WRITTEN EXERCISE
Every line that includes the word "name" is to be listed.

RECORDS SUPPLIED
***

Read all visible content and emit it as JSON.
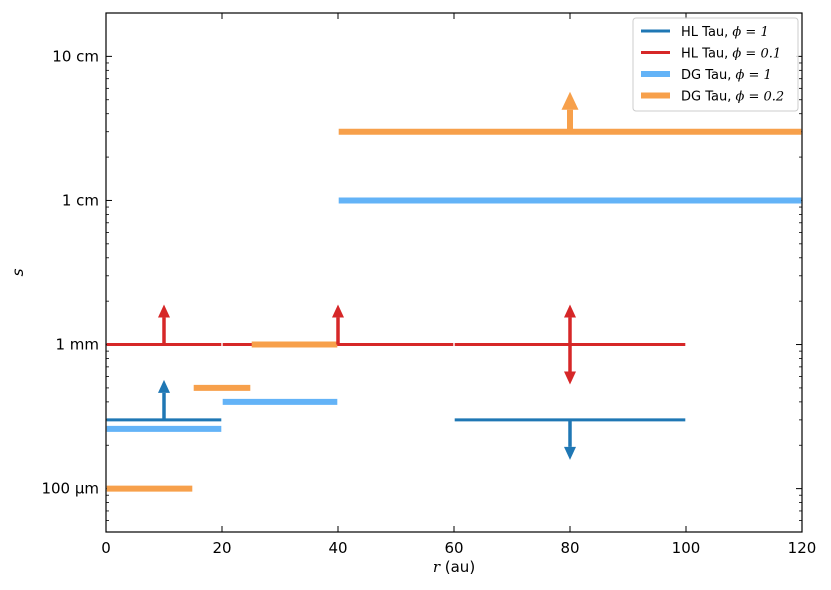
{
  "chart_data": {
    "type": "line",
    "xlabel_symbol": "r",
    "xlabel_unit": "(au)",
    "ylabel": "s",
    "xlim": [
      0,
      120
    ],
    "ylim_cm": [
      0.005,
      20
    ],
    "y_scale": "log",
    "x_ticks": [
      0,
      20,
      40,
      60,
      80,
      100,
      120
    ],
    "y_ticks": [
      {
        "value_cm": 0.01,
        "label": "100 µm"
      },
      {
        "value_cm": 0.1,
        "label": "1 mm"
      },
      {
        "value_cm": 1,
        "label": "1 cm"
      },
      {
        "value_cm": 10,
        "label": "10 cm"
      }
    ],
    "legend_position": "top-right",
    "series": [
      {
        "name": "HL Tau, ϕ = 1",
        "legend_prefix": "HL Tau, ",
        "legend_math": "ϕ = 1",
        "color": "#1f77b4",
        "width": "thin",
        "segments": [
          {
            "x0": 0,
            "x1": 20,
            "y_cm": 0.03
          },
          {
            "x0": 60,
            "x1": 100,
            "y_cm": 0.03
          }
        ],
        "arrows": [
          {
            "x": 10,
            "y_cm": 0.03,
            "direction": "up"
          },
          {
            "x": 80,
            "y_cm": 0.03,
            "direction": "down"
          }
        ]
      },
      {
        "name": "HL Tau, ϕ = 0.1",
        "legend_prefix": "HL Tau, ",
        "legend_math": "ϕ = 0.1",
        "color": "#d62728",
        "width": "thin",
        "segments": [
          {
            "x0": 0,
            "x1": 20,
            "y_cm": 0.1
          },
          {
            "x0": 20,
            "x1": 60,
            "y_cm": 0.1
          },
          {
            "x0": 60,
            "x1": 100,
            "y_cm": 0.1
          }
        ],
        "arrows": [
          {
            "x": 10,
            "y_cm": 0.1,
            "direction": "up"
          },
          {
            "x": 40,
            "y_cm": 0.1,
            "direction": "up"
          },
          {
            "x": 80,
            "y_cm": 0.1,
            "direction": "up"
          },
          {
            "x": 80,
            "y_cm": 0.1,
            "direction": "down"
          }
        ]
      },
      {
        "name": "DG Tau, ϕ = 1",
        "legend_prefix": "DG Tau, ",
        "legend_math": "ϕ = 1",
        "color": "#63b3f7",
        "width": "thick",
        "segments": [
          {
            "x0": 0,
            "x1": 20,
            "y_cm": 0.026
          },
          {
            "x0": 20,
            "x1": 40,
            "y_cm": 0.04
          },
          {
            "x0": 40,
            "x1": 120,
            "y_cm": 1
          }
        ],
        "arrows": []
      },
      {
        "name": "DG Tau, ϕ = 0.2",
        "legend_prefix": "DG Tau, ",
        "legend_math": "ϕ = 0.2",
        "color": "#f7a04b",
        "width": "thick",
        "segments": [
          {
            "x0": 0,
            "x1": 15,
            "y_cm": 0.01
          },
          {
            "x0": 15,
            "x1": 25,
            "y_cm": 0.05
          },
          {
            "x0": 25,
            "x1": 40,
            "y_cm": 0.1
          },
          {
            "x0": 40,
            "x1": 120,
            "y_cm": 3
          }
        ],
        "arrows": [
          {
            "x": 80,
            "y_cm": 3,
            "direction": "up"
          }
        ]
      }
    ]
  }
}
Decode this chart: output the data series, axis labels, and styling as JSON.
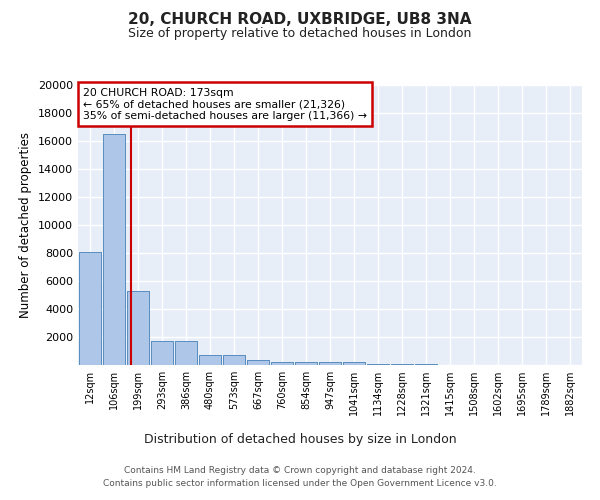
{
  "title_line1": "20, CHURCH ROAD, UXBRIDGE, UB8 3NA",
  "title_line2": "Size of property relative to detached houses in London",
  "xlabel": "Distribution of detached houses by size in London",
  "ylabel": "Number of detached properties",
  "categories": [
    "12sqm",
    "106sqm",
    "199sqm",
    "293sqm",
    "386sqm",
    "480sqm",
    "573sqm",
    "667sqm",
    "760sqm",
    "854sqm",
    "947sqm",
    "1041sqm",
    "1134sqm",
    "1228sqm",
    "1321sqm",
    "1415sqm",
    "1508sqm",
    "1602sqm",
    "1695sqm",
    "1789sqm",
    "1882sqm"
  ],
  "values": [
    8100,
    16500,
    5300,
    1750,
    1750,
    700,
    700,
    350,
    250,
    250,
    200,
    200,
    100,
    50,
    50,
    30,
    20,
    15,
    10,
    5,
    5
  ],
  "bar_color": "#aec6e8",
  "bar_edge_color": "#5a8fc0",
  "background_color": "#e8eef8",
  "grid_color": "#ffffff",
  "annotation_text": "20 CHURCH ROAD: 173sqm\n← 65% of detached houses are smaller (21,326)\n35% of semi-detached houses are larger (11,366) →",
  "annotation_box_color": "#ffffff",
  "annotation_box_edge": "#cc0000",
  "red_line_color": "#cc0000",
  "ylim": [
    0,
    20000
  ],
  "yticks": [
    0,
    2000,
    4000,
    6000,
    8000,
    10000,
    12000,
    14000,
    16000,
    18000,
    20000
  ],
  "footer_line1": "Contains HM Land Registry data © Crown copyright and database right 2024.",
  "footer_line2": "Contains public sector information licensed under the Open Government Licence v3.0."
}
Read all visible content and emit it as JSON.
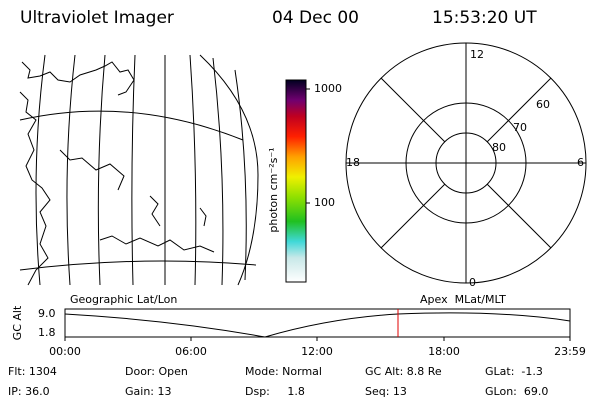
{
  "header": {
    "title": "Ultraviolet Imager",
    "date": "04 Dec 00",
    "time": "15:53:20 UT"
  },
  "colorbar": {
    "label": "photon cm⁻²s⁻¹",
    "ticks": [
      "1000",
      "100"
    ]
  },
  "polar": {
    "mlt_labels": [
      "12",
      "6",
      "0",
      "18"
    ],
    "lat_labels": [
      "60",
      "70",
      "80"
    ]
  },
  "timeline": {
    "left_label": "Geographic Lat/Lon",
    "right_label": "Apex  MLat/MLT",
    "axis_label": "GC Alt",
    "y_labels": [
      "9.0",
      "1.8"
    ],
    "x_labels": [
      "00:00",
      "06:00",
      "12:00",
      "18:00",
      "23:59"
    ]
  },
  "info": {
    "rows": [
      [
        "Flt: 1304",
        "Door: Open",
        "Mode: Normal",
        "GC Alt: 8.8 Re",
        "GLat:  -1.3"
      ],
      [
        "IP: 36.0",
        "Gain: 13",
        "Dsp:     1.8",
        "Seq: 13",
        "GLon:  69.0"
      ]
    ]
  }
}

***

RESPONSE
        "name": "HL Tau, ϕ = 1",
        "name": "HL Tau, ϕ = 0.1",
        "name": "DG Tau, ϕ = 1",
        "name": "DG Tau, ϕ = 0.2",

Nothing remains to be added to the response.